[START Entries]
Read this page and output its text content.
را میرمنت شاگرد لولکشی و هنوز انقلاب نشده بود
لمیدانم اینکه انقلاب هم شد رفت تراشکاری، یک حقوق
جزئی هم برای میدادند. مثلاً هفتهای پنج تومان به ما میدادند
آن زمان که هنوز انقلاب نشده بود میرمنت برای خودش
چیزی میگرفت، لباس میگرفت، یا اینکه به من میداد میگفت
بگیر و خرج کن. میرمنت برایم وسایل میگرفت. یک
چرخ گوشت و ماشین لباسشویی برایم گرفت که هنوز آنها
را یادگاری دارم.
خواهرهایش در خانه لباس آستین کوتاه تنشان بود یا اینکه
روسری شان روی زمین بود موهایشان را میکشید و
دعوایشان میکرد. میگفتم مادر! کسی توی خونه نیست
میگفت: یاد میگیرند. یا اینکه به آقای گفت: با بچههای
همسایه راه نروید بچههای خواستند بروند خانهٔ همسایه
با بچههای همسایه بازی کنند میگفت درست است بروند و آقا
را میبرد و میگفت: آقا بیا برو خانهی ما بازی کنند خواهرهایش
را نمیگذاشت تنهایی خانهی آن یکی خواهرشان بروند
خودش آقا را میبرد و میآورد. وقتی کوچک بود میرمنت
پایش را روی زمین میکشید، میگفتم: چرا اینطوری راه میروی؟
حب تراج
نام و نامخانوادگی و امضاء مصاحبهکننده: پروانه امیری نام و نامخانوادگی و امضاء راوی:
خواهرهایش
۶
[END Entries]
Take the data above and return it exactly.

__Result for this task__:
Read this page and output its text content.
را میرمنت شاگرد لولکشی و هنوز انقلاب نشده بود
لمیدانم اینکه انقلاب هم شد رفت تراشکاری، یک حقوق
جزئی هم برای میدادند. مثلاً هفتهای پنج تومان به ما میدادند
آن زمان که هنوز انقلاب نشده بود میرمنت برای خودش
چیزی میگرفت، لباس میگرفت، یا اینکه به من میداد میگفت
بگیر و خرج کن. میرمنت برایم وسایل میگرفت. یک
چرخ گوشت و ماشین لباسشویی برایم گرفت که هنوز آنها
را یادگاری دارم.
خواهرهایش در خانه لباس آستین کوتاه تنشان بود یا اینکه
روسری شان روی زمین بود موهایشان را میکشید و
دعوایشان میکرد. میگفتم مادر! کسی توی خونه نیست
میگفت: یاد میگیرند. یا اینکه به آقای گفت: با بچههای
همسایه راه نروید بچههای خواستند بروند خانهٔ همسایه
با بچههای همسایه بازی کنند میگفت درست است بروند و آقا
را میبرد و میگفت: آقا بیا برو خانهی ما بازی کنند خواهرهایش
را نمیگذاشت تنهایی خانهی آن یکی خواهرشان بروند
خودش آقا را میبرد و میآورد. وقتی کوچک بود میرمنت
پایش را روی زمین میکشید، میگفتم: چرا اینطوری راه میروی؟
حب تراج
نام و نامخانوادگی و امضاء مصاحبهکننده: پروانه امیری نام و نامخانوادگی و امضاء راوی:
خواهرهایش
۶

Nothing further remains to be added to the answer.